- Exercise requirements:
**A.** In the journal excerpt, what reason does the writer give for beginning to wean off the Celexa?
**B.** Carry on the journal excerpt from the point where it stops, keeping the same personal voice.
#### Exercise text ####
Guess I'll just have to see how things go.

* * * *
Life with Rover continues to be good. Great. Love him.

Thursday, May 04, 2006

I Am

I am grateful for many things today:

1. I have a nice home.
2. I have love in my life and have had love in my life.
3. I have retained a friendship with RacerEx.
4. I have a good, solid job which provides me enough money to live comfortably.
5. I am strong and healthy.
6. I am happy right now.
7. YellowDog.
8. Rover.
9. HeadShrinker.
10. Mom. I love her.

Chipper

Long time no write, eh? Just don't have the time or inclination anymore.

I guess things are good. Nothing to bitch about.

* * * *
I've begun weaning myself off of the Celexa. My reason for doing so is not that I feel so elated that I don't need it but because I feel normal again, meaning I can experience a full range of emotions again, like I've normalized or something. I will monitor my emotional progress carefully, and see how I do.
#### Data under study ####
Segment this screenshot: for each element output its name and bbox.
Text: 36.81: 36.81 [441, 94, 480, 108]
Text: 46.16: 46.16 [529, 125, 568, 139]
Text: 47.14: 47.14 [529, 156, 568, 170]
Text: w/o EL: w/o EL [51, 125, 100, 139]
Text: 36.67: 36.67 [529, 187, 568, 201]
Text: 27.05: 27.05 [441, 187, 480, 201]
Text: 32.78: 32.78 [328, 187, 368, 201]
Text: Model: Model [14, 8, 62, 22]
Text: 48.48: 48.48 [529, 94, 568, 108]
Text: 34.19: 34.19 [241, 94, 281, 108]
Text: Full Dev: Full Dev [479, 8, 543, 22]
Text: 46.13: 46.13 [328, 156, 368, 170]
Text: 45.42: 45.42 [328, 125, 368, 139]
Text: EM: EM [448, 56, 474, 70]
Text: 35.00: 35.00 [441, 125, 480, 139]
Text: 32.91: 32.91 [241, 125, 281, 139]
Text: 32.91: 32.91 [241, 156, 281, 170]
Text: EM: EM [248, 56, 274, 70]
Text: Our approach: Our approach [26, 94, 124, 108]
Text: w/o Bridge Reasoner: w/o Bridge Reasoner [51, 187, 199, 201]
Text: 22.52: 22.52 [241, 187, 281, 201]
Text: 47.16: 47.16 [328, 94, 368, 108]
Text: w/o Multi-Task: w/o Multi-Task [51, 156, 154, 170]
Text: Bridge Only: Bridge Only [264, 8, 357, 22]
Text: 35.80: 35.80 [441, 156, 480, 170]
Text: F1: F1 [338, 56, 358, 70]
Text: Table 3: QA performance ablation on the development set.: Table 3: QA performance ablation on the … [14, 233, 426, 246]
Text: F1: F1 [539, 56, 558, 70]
####
- Per-task outputs:
**A.** The writer feels normal again and can experience a full range of emotions.

**B.**
* * * *
Good work at HeadShrinker's the other day. Seems I can come to the point more quickly and am better able to discern what I need to work on. Last week I talked about my dis-ease with Rover's devotion turnabout and about how his new-found excitement for me makes me feel smothered which, in turn, makes me want to pull away and/or reject him in some way. I also came to the conclusion that I'm a good communicator when everything is going well, but when I start to have negative feelings about a relationship I am at a loss and am afraid to say anything because I am so afraid that expressing doubt or displeasure will shut my partner down and make him turn away from me. So we discussed these issues, among others, and she hooked them into my past experiences.

Then I went to Rover and we had a long talk. In many ways, I do not communicate well with him, and the talk was so frustrating that I began to sob uncontrollable at my inability to get my point across. He took me home (because we were out in public when I began crying), helped me into my p.j.'s and put his arms around me and told me he loves me and told me he wants me to talk to him, to tell him anything, and that he will try to understand. So I began again and, by the end, he still had absolutely no clue what I was talking about and was frustrated and upset because I was crying so hard at my inability to communicate.

He figured I was so upset because I was unhappy with him and with us. Why else, in his mind, would I be sobbing so uncontrollably? He wanted me to tell him something concrete, to tell him what was wrong, specifically, to tell him what I was unhappy about.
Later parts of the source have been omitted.